• [WORK TO COMPLETE]
a) List each distinct word in the passage on Russian syntaxemes that ends in "al", in order of first appearance and once each.
b) Return the part of the passage on Russian syntaxemes from "The dependency grammars" to "in the texts.", copied exactly.

• [PROVIDED TEXT]
The dependency grammars for such languages as Russian usually treat the 
prepositions in combination with subordinate nouns as major elements as if the case 
form in the prepositional construction had some self-contained meaning subjected to 
the regular transformation. This scheme may be valid for languages with restricted 
declensional paradigms, however, in Russian due to the fact that several case forms 
are combined with primary prepositions the specific system of joint interpretation of 
a preposition and a case form is resulted in a system of syntaxemes, minimal 
syntactical items designed to express semantic notions according to the lexical nature 
of the governor words in the texts. 


The syntaxeme structure being the part of the grammatical system has a number 
of vague manifestations in modern Russian texts which may be acquired from the 
corpus statistics. The evidences of syntaxeme structure are presented in the ranks of 
collocations with rough semantic classes of governee nouns with frequent primary 
prepositions, on the one hand, and the semantico-syntactic role specification of the 
prepositional construction in the sentence, from the other hand.

• [SUPPLIED RECORDS]

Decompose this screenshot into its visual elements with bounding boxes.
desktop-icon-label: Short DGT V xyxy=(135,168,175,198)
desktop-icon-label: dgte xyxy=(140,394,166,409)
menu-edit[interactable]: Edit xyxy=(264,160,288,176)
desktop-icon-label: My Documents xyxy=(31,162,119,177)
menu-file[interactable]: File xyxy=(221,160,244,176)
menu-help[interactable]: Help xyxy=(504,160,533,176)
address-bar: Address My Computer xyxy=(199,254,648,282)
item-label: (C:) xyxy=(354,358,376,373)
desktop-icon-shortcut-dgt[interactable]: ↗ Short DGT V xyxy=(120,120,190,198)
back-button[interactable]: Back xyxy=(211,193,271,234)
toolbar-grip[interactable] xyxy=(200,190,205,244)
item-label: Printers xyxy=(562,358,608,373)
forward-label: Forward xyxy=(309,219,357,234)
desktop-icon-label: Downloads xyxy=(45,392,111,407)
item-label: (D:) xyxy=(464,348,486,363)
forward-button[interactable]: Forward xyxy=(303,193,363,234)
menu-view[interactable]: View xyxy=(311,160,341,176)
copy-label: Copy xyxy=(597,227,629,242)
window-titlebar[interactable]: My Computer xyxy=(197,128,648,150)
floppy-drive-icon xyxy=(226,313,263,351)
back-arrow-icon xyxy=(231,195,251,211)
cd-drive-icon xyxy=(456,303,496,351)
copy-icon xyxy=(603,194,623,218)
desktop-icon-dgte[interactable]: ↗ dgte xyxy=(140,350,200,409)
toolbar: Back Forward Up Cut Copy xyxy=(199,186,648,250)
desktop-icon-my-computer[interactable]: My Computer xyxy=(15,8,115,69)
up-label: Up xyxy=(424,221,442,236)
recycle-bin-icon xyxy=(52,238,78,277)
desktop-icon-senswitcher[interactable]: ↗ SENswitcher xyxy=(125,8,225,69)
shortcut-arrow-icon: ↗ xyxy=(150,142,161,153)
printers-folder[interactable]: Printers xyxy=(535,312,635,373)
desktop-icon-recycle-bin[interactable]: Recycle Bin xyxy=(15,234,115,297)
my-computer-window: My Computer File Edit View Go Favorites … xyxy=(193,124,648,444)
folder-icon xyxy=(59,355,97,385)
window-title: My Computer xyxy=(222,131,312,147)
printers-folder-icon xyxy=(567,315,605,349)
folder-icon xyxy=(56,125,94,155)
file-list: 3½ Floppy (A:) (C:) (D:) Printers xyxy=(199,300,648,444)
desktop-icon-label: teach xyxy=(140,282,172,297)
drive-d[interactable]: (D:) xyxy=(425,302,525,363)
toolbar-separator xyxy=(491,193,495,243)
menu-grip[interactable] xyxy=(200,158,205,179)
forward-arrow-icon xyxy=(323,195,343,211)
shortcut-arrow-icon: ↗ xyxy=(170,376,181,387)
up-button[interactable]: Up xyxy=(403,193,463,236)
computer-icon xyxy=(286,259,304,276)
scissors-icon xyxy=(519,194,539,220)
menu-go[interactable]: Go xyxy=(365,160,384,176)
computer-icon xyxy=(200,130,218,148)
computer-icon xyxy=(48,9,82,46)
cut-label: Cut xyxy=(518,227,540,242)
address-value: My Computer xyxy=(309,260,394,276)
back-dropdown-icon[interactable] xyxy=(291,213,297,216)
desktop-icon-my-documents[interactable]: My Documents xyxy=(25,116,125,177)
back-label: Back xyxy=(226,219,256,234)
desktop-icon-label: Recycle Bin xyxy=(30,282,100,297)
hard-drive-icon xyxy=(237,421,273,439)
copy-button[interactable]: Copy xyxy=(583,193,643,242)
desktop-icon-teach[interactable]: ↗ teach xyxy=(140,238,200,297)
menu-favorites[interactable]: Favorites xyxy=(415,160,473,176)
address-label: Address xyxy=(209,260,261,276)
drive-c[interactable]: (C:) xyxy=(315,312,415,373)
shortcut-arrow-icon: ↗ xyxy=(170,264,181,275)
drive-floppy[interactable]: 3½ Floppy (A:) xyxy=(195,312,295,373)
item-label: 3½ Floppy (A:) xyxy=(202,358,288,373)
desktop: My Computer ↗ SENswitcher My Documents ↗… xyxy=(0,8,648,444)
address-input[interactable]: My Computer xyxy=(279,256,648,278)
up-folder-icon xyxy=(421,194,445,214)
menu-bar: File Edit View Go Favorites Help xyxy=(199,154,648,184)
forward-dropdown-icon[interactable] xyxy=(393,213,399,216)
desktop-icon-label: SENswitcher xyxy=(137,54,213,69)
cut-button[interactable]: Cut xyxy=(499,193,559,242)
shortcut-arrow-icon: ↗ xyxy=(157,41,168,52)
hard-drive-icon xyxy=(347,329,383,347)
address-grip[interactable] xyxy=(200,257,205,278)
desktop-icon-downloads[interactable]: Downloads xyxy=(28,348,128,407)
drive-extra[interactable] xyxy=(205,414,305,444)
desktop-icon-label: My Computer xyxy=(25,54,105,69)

• [TASK SOLUTIONS]
a) prepositional, declensional, several, minimal, syntactical, lexical, grammatical

b)
The dependency grammars for such languages as Russian usually treat the 
prepositions in combination with subordinate nouns as major elements as if the case 
form in the prepositional construction had some self-contained meaning subjected to 
the regular transformation. This scheme may be valid for languages with restricted 
declensional paradigms, however, in Russian due to the fact that several case forms 
are combined with primary prepositions the specific system of joint interpretation of 
a preposition and a case form is resulted in a system of syntaxemes, minimal 
syntactical items designed to express semantic notions according to the lexical nature 
of the governor words in the texts.